-- BEGIN RECORDS FOR THIS EXERCISE --

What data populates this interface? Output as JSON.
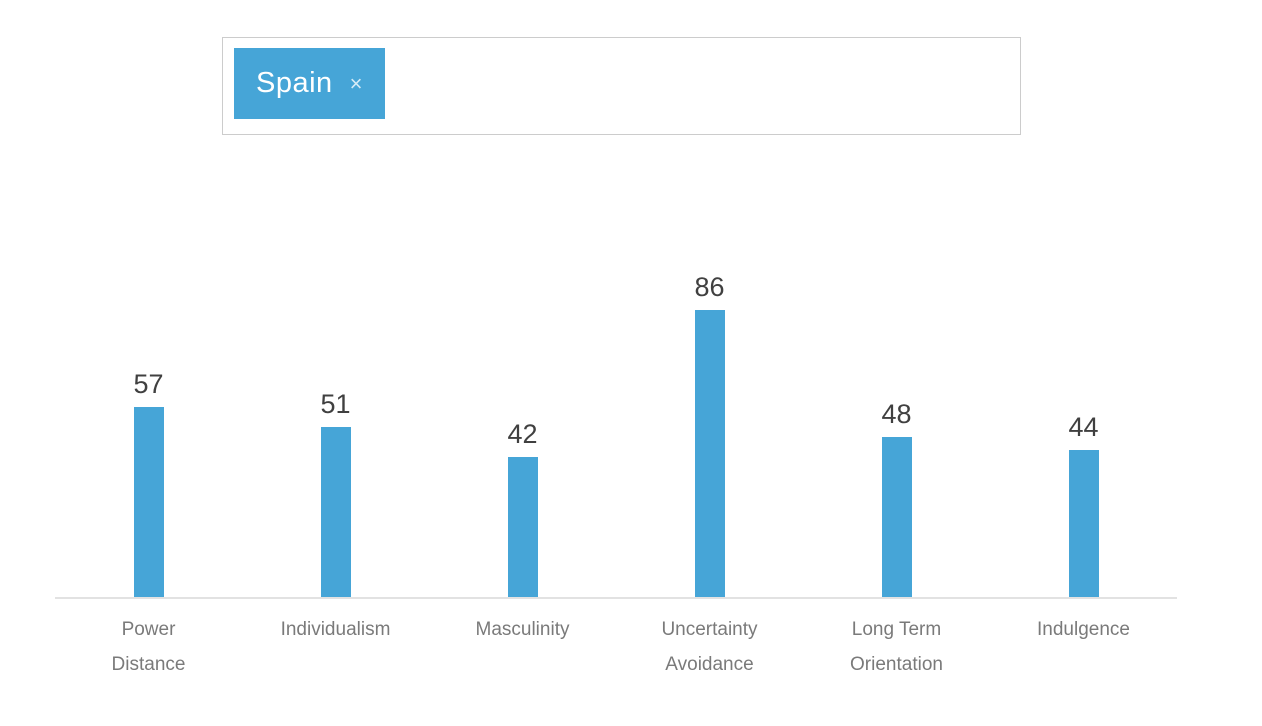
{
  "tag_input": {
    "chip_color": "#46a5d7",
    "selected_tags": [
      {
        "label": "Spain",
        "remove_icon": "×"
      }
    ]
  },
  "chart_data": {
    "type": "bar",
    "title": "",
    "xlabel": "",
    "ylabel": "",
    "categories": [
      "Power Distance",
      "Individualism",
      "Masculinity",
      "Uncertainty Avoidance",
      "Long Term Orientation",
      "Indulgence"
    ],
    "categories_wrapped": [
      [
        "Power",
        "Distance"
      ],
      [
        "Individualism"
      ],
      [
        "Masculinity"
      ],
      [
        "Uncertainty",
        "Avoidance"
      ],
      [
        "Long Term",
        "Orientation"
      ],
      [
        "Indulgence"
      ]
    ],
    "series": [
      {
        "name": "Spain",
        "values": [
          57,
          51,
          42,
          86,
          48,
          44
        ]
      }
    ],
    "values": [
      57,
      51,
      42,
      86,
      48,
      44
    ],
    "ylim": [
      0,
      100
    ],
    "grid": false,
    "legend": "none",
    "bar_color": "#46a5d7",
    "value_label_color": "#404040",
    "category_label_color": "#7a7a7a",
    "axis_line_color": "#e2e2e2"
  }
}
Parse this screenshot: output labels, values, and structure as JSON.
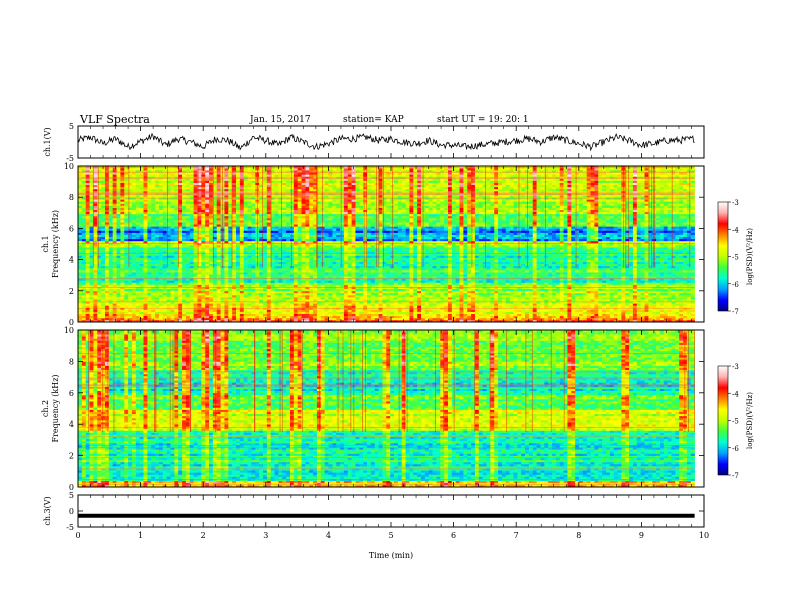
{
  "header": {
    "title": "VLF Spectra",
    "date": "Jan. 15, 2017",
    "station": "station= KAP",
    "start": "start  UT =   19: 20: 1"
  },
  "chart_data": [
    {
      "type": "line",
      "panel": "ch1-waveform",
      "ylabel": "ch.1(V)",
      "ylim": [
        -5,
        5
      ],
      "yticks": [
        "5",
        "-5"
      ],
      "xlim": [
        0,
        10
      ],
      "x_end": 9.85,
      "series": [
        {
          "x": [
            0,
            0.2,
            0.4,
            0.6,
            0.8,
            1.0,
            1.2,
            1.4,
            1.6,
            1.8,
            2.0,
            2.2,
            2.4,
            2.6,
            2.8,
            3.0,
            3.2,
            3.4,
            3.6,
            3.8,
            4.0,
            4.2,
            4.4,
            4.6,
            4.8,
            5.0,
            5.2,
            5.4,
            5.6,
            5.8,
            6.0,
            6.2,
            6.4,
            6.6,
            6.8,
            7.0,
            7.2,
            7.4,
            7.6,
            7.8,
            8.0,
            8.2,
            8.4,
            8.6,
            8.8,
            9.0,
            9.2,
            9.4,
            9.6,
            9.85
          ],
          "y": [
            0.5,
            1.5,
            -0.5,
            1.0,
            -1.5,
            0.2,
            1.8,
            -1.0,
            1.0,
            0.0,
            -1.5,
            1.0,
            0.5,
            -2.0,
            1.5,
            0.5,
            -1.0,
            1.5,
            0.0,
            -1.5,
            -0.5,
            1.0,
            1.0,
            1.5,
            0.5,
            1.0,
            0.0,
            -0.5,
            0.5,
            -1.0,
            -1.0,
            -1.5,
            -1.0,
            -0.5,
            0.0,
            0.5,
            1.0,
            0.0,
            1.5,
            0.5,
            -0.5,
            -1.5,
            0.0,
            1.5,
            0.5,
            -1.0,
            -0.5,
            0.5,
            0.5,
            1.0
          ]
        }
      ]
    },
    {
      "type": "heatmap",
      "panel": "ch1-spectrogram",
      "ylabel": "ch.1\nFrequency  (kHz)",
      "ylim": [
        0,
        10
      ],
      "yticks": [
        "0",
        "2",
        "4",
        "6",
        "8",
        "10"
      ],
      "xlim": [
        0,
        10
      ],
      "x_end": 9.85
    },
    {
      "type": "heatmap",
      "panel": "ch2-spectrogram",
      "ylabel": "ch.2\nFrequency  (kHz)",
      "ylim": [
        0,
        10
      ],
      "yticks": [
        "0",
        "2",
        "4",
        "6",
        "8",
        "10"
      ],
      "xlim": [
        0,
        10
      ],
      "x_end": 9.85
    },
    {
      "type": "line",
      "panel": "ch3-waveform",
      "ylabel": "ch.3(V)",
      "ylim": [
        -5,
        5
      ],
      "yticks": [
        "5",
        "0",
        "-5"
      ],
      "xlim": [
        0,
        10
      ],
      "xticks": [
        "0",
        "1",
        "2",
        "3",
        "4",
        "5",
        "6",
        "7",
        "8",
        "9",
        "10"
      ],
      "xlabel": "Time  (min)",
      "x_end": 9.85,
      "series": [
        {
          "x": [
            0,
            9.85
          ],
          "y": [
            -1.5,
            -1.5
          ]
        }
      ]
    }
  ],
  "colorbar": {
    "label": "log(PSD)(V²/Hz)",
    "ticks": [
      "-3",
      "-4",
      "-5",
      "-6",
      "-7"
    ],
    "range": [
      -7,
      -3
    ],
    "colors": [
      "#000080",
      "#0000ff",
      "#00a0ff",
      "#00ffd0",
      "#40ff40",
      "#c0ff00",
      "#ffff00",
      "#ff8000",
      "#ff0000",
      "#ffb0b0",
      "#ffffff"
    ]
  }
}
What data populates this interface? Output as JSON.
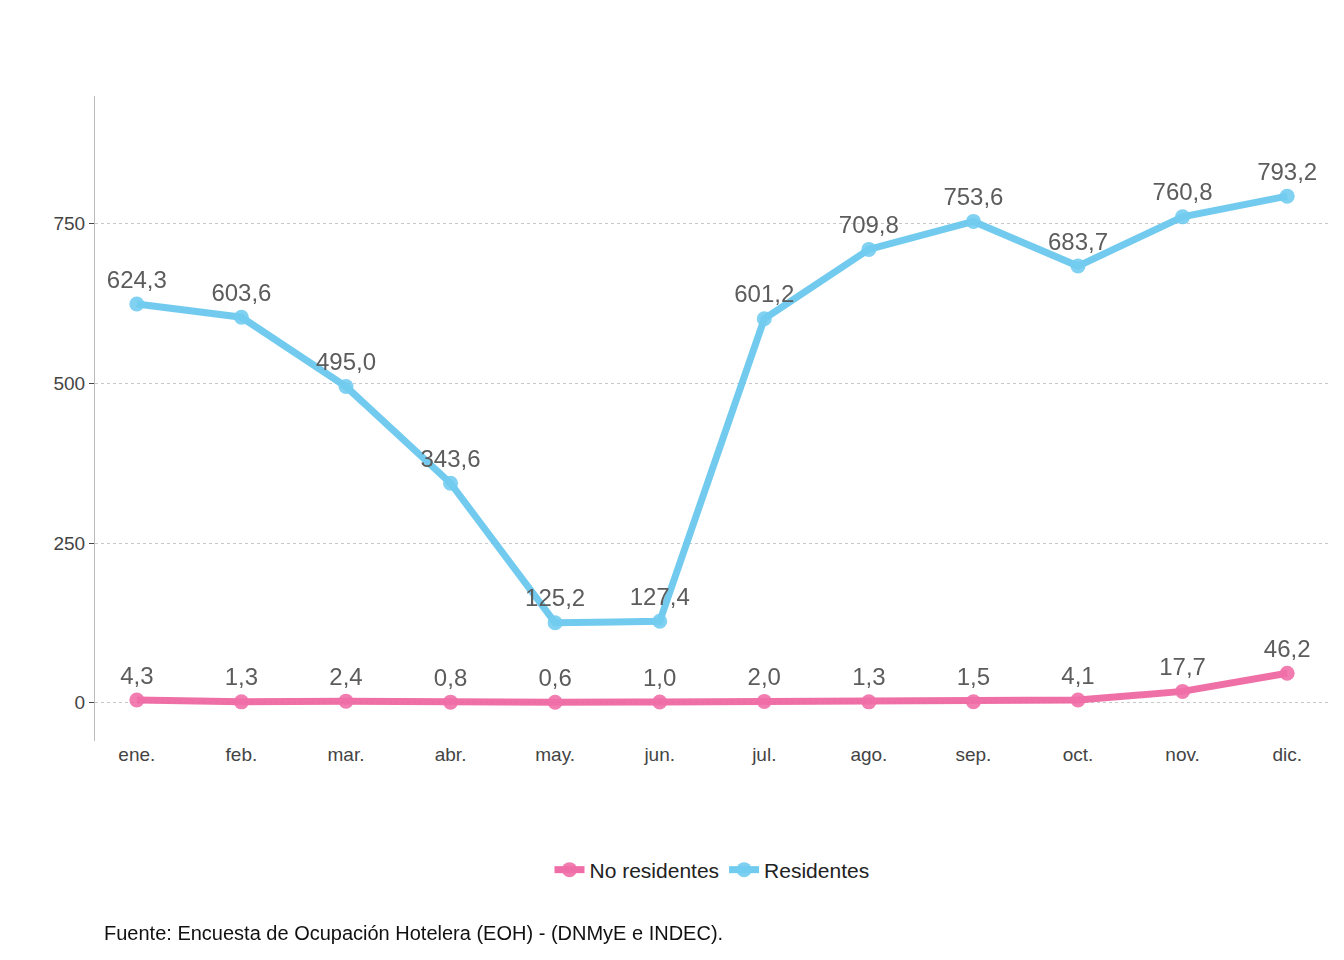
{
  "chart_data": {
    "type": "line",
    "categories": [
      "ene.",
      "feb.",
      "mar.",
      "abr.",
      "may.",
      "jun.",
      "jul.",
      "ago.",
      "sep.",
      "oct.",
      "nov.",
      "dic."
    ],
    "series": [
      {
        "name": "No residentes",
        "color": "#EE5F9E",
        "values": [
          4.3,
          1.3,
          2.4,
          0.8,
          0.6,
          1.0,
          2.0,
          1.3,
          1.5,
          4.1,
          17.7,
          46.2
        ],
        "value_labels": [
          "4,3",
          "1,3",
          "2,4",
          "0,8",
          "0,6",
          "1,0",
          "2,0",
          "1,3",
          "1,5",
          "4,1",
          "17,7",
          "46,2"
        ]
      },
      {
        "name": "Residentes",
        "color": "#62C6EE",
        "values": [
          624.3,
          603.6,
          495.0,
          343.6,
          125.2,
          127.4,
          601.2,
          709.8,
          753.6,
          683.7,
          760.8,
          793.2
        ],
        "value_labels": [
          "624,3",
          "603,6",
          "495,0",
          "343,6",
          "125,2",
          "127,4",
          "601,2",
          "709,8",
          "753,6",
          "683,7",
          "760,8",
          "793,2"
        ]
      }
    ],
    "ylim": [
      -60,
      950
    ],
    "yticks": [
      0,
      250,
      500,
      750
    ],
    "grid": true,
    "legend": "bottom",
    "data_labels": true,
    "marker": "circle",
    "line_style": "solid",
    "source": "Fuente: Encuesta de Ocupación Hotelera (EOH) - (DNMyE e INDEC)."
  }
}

-- END RECORDS FOR THIS EXERCISE --

_PROBLEM STATEMENT_
Filter out every line that lacks the word "nFrequency", and copy the rest.

_TASK OUTPUT_
      "ylabel": "ch.1\nFrequency  (kHz)",
      "ylabel": "ch.2\nFrequency  (kHz)",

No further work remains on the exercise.